In the data below, restate exactly the lines from the one with "Read this page and output its text content." to the final line, both included, but not the pictures.

================

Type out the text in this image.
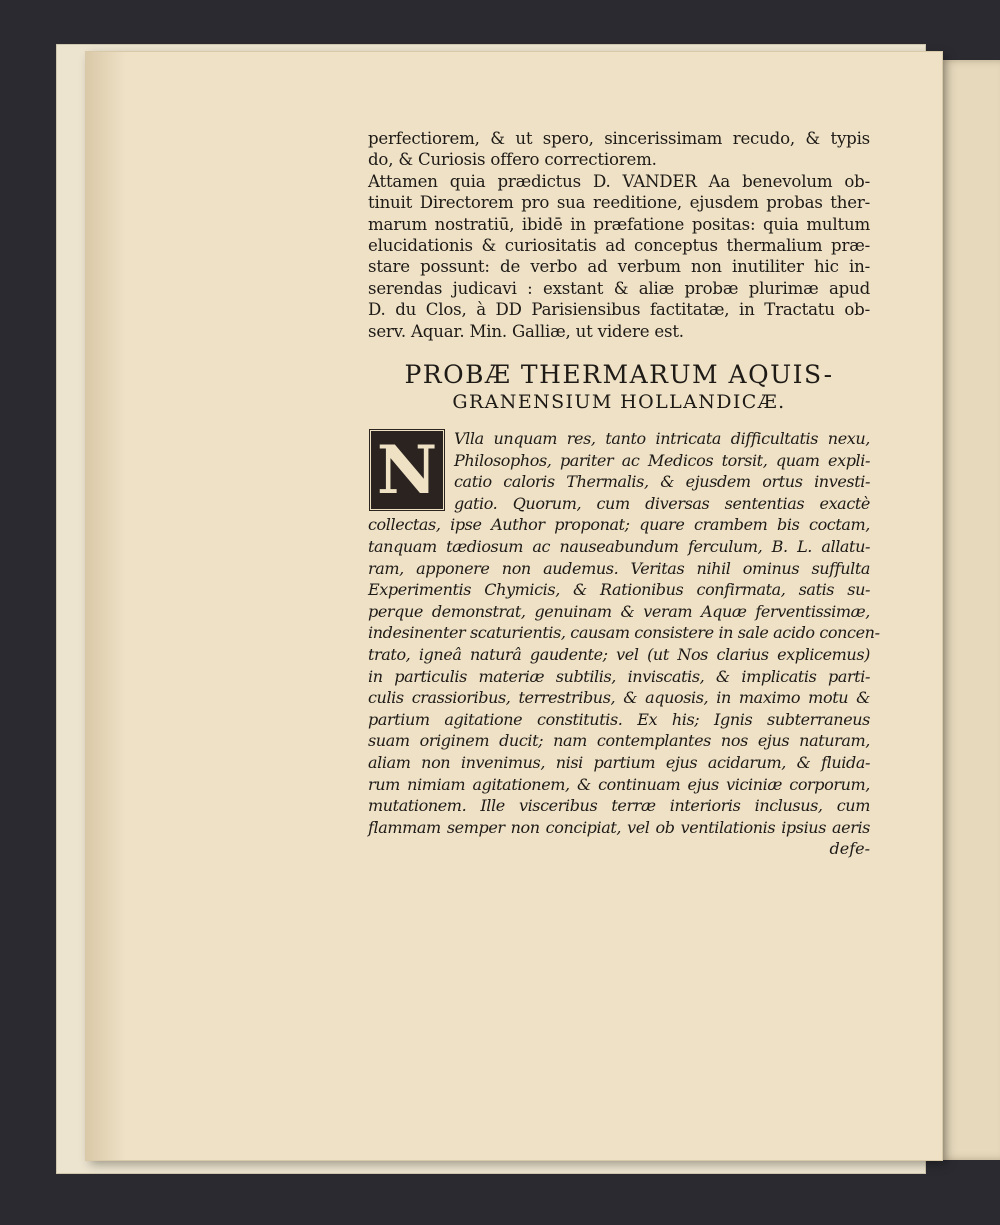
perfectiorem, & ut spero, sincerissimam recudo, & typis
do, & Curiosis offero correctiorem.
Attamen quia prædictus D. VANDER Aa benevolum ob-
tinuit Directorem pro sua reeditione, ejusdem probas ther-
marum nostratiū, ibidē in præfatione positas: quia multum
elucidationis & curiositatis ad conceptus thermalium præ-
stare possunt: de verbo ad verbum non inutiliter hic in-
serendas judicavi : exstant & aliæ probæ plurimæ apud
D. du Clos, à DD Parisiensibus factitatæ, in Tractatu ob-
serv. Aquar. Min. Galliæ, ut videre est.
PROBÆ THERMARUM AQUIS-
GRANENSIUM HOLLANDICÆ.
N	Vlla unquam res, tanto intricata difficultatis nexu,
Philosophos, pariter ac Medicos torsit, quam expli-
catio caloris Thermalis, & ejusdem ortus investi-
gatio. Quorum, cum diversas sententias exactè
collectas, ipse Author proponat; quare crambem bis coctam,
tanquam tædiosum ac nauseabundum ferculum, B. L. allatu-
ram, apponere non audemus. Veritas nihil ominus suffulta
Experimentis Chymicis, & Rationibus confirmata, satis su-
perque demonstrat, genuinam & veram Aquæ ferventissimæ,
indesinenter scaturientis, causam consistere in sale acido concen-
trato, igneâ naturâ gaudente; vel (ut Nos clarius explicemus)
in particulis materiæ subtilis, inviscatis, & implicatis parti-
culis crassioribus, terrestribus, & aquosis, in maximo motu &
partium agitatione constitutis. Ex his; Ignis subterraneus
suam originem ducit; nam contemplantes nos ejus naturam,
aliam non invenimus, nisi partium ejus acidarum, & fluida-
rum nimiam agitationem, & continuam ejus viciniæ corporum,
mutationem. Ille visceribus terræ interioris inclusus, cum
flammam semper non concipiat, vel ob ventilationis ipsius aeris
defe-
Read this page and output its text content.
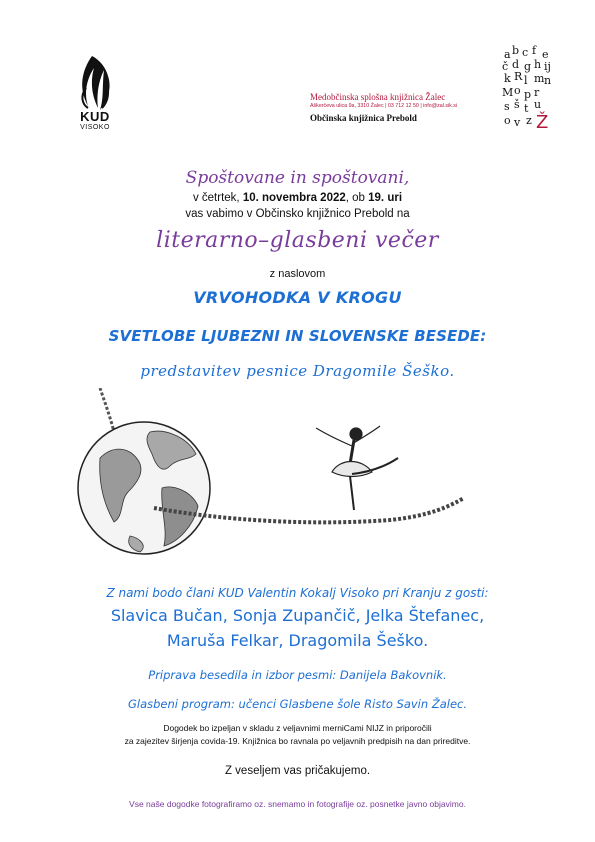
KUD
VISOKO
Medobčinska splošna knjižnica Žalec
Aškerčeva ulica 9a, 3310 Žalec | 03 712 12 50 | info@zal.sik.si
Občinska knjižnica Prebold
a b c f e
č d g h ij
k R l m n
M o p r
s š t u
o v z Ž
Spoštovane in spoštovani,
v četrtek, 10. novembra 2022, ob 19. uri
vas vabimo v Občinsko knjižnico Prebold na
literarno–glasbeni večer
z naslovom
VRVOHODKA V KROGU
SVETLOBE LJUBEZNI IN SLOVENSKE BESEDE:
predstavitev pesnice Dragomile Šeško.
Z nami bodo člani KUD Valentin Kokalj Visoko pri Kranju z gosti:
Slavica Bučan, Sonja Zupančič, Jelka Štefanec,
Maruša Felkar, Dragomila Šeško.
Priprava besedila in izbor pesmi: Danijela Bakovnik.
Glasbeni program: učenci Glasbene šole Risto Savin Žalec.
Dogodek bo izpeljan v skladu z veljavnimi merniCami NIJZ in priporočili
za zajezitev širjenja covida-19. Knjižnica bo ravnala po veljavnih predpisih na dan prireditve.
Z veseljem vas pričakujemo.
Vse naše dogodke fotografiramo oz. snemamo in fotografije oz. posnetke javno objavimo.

================

● Task answer:
Read this page and output its text content.
KUD
VISOKO
Medobčinska splošna knjižnica Žalec
Aškerčeva ulica 9a, 3310 Žalec | 03 712 12 50 | info@zal.sik.si
Občinska knjižnica Prebold
a b c f e
č d g h ij
k R l m n
M o p r
s š t u
o v z Ž
Spoštovane in spoštovani,
v četrtek, 10. novembra 2022, ob 19. uri
vas vabimo v Občinsko knjižnico Prebold na
literarno–glasbeni večer
z naslovom
VRVOHODKA V KROGU
SVETLOBE LJUBEZNI IN SLOVENSKE BESEDE:
predstavitev pesnice Dragomile Šeško.
Z nami bodo člani KUD Valentin Kokalj Visoko pri Kranju z gosti:
Slavica Bučan, Sonja Zupančič, Jelka Štefanec,
Maruša Felkar, Dragomila Šeško.
Priprava besedila in izbor pesmi: Danijela Bakovnik.
Glasbeni program: učenci Glasbene šole Risto Savin Žalec.
Dogodek bo izpeljan v skladu z veljavnimi merniCami NIJZ in priporočili
za zajezitev širjenja covida-19. Knjižnica bo ravnala po veljavnih predpisih na dan prireditve.
Z veseljem vas pričakujemo.
Vse naše dogodke fotografiramo oz. snemamo in fotografije oz. posnetke javno objavimo.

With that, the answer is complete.